Data tied to figure images

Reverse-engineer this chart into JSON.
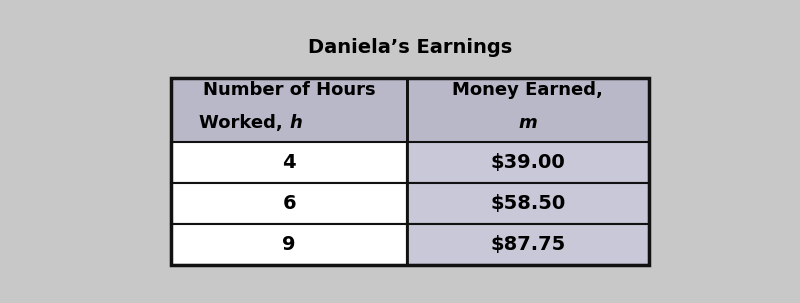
{
  "title": "Daniela’s Earnings",
  "col1_header_line1": "Number of Hours",
  "col1_header_line2": "Worked, ",
  "col1_header_italic": "h",
  "col2_header_line1": "Money Earned,",
  "col2_header_italic": "m",
  "rows": [
    [
      "4",
      "$39.00"
    ],
    [
      "6",
      "$58.50"
    ],
    [
      "9",
      "$87.75"
    ]
  ],
  "header_bg": "#b8b8c8",
  "data_row_bg": "#c8c8d8",
  "title_fontsize": 14,
  "header_fontsize": 13,
  "data_fontsize": 14,
  "text_color": "#000000",
  "border_color": "#111111",
  "bg_color": "#c8c8c8"
}
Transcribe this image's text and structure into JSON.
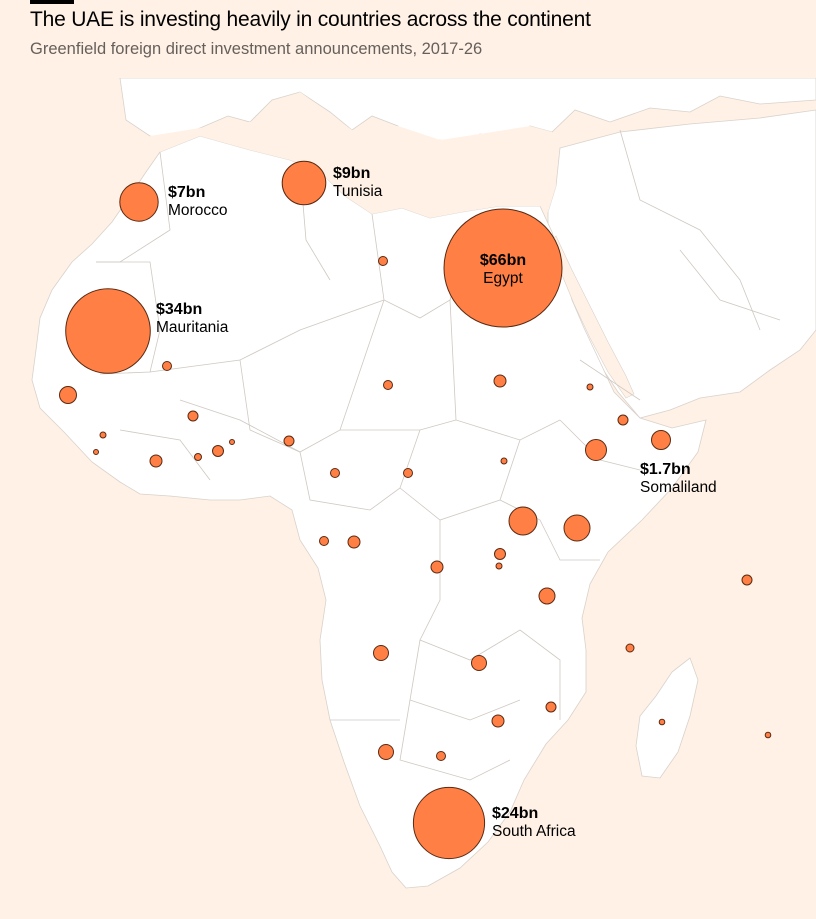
{
  "header": {
    "title": "The UAE is investing heavily in countries across the continent",
    "subtitle": "Greenfield foreign direct investment announcements, 2017-26"
  },
  "colors": {
    "background": "#fff1e5",
    "land": "#ffffff",
    "bubble_fill": "#ff7f45",
    "bubble_stroke": "#5a2a12"
  },
  "map": {
    "region": "Africa and Middle East",
    "labeled_bubbles": [
      {
        "country": "Morocco",
        "value_label": "$7bn",
        "value_bn": 7
      },
      {
        "country": "Tunisia",
        "value_label": "$9bn",
        "value_bn": 9
      },
      {
        "country": "Egypt",
        "value_label": "$66bn",
        "value_bn": 66
      },
      {
        "country": "Mauritania",
        "value_label": "$34bn",
        "value_bn": 34
      },
      {
        "country": "Somaliland",
        "value_label": "$1.7bn",
        "value_bn": 1.7
      },
      {
        "country": "South Africa",
        "value_label": "$24bn",
        "value_bn": 24
      }
    ],
    "unlabeled_bubble_count": 35
  }
}
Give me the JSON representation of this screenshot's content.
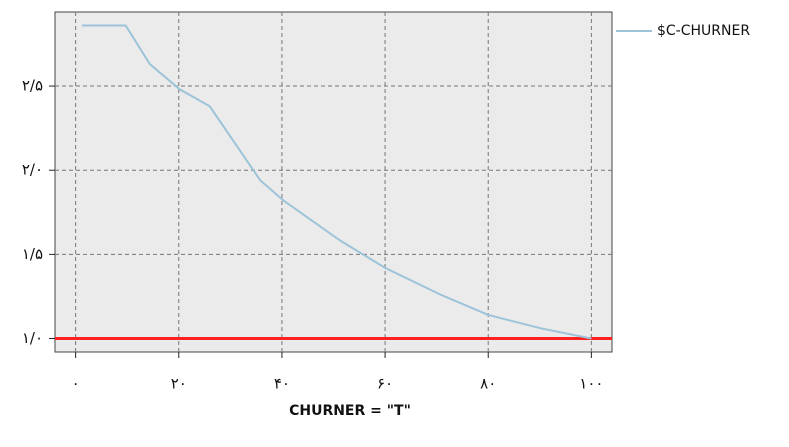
{
  "chart_data": {
    "type": "line",
    "title": "CHURNER = \"T\"",
    "x": [
      1.2,
      9.7,
      14.4,
      20.2,
      26,
      35.8,
      40.3,
      51.4,
      60,
      70.8,
      80,
      90.3,
      100
    ],
    "series": [
      {
        "name": "$C-CHURNER",
        "color": "#9dc3d9",
        "values": [
          2.86,
          2.86,
          2.63,
          2.48,
          2.38,
          1.94,
          1.82,
          1.58,
          1.42,
          1.26,
          1.14,
          1.06,
          1.0
        ]
      }
    ],
    "reference_line": {
      "value": 1.0,
      "color": "#ff2020"
    },
    "xlim": [
      -4,
      104
    ],
    "ylim": [
      0.92,
      2.94
    ],
    "xticks": [
      {
        "value": 0,
        "label": "۰"
      },
      {
        "value": 20,
        "label": "۲۰"
      },
      {
        "value": 40,
        "label": "۴۰"
      },
      {
        "value": 60,
        "label": "۶۰"
      },
      {
        "value": 80,
        "label": "۸۰"
      },
      {
        "value": 100,
        "label": "۱۰۰"
      }
    ],
    "yticks": [
      {
        "value": 1.0,
        "label": "۱/۰"
      },
      {
        "value": 1.5,
        "label": "۱/۵"
      },
      {
        "value": 2.0,
        "label": "۲/۰"
      },
      {
        "value": 2.5,
        "label": "۲/۵"
      }
    ],
    "grid": true
  }
}
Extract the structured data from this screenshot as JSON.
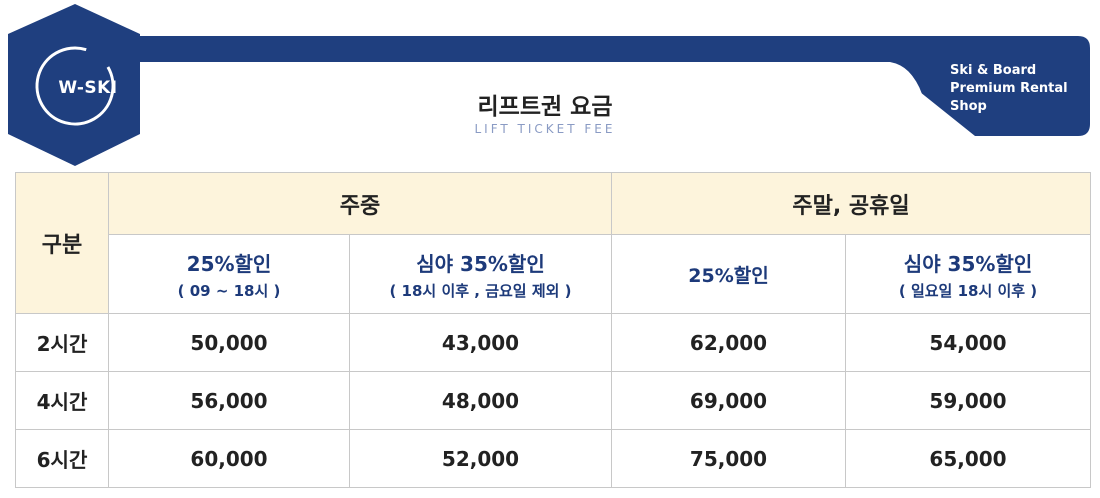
{
  "header": {
    "logo_text": "W-SKI",
    "title_ko": "리프트권 요금",
    "title_en": "LIFT TICKET FEE",
    "shop_lines": [
      "Ski & Board",
      "Premium Rental",
      "Shop"
    ],
    "brand_color": "#1f3f7f"
  },
  "table": {
    "category_label": "구분",
    "groups": [
      "주중",
      "주말,  공휴일"
    ],
    "subheaders": [
      {
        "main": "25%할인",
        "note": "( 09 ~ 18시 )"
      },
      {
        "main": "심야 35%할인",
        "note": "( 18시 이후 , 금요일 제외 )"
      },
      {
        "main": "25%할인",
        "note": ""
      },
      {
        "main": "심야 35%할인",
        "note": "( 일요일 18시 이후 )"
      }
    ],
    "rows": [
      {
        "label": "2시간",
        "values": [
          "50,000",
          "43,000",
          "62,000",
          "54,000"
        ]
      },
      {
        "label": "4시간",
        "values": [
          "56,000",
          "48,000",
          "69,000",
          "59,000"
        ]
      },
      {
        "label": "6시간",
        "values": [
          "60,000",
          "52,000",
          "75,000",
          "65,000"
        ]
      }
    ],
    "header_bg": "#fdf4dc"
  }
}
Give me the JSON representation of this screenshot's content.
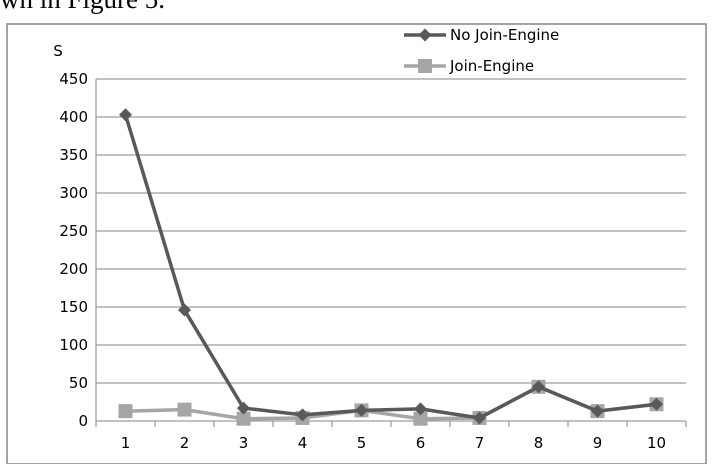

- WHAT NEEDS TO BE DONE -
Filter the entries down to the lines containing "country". Copy each of those lines.

- TASK OUTPUT -
        "country": "Morocco",
        "country": "Tunisia",
        "country": "Egypt",
        "country": "Mauritania",
        "country": "Somaliland",
        "country": "South Africa",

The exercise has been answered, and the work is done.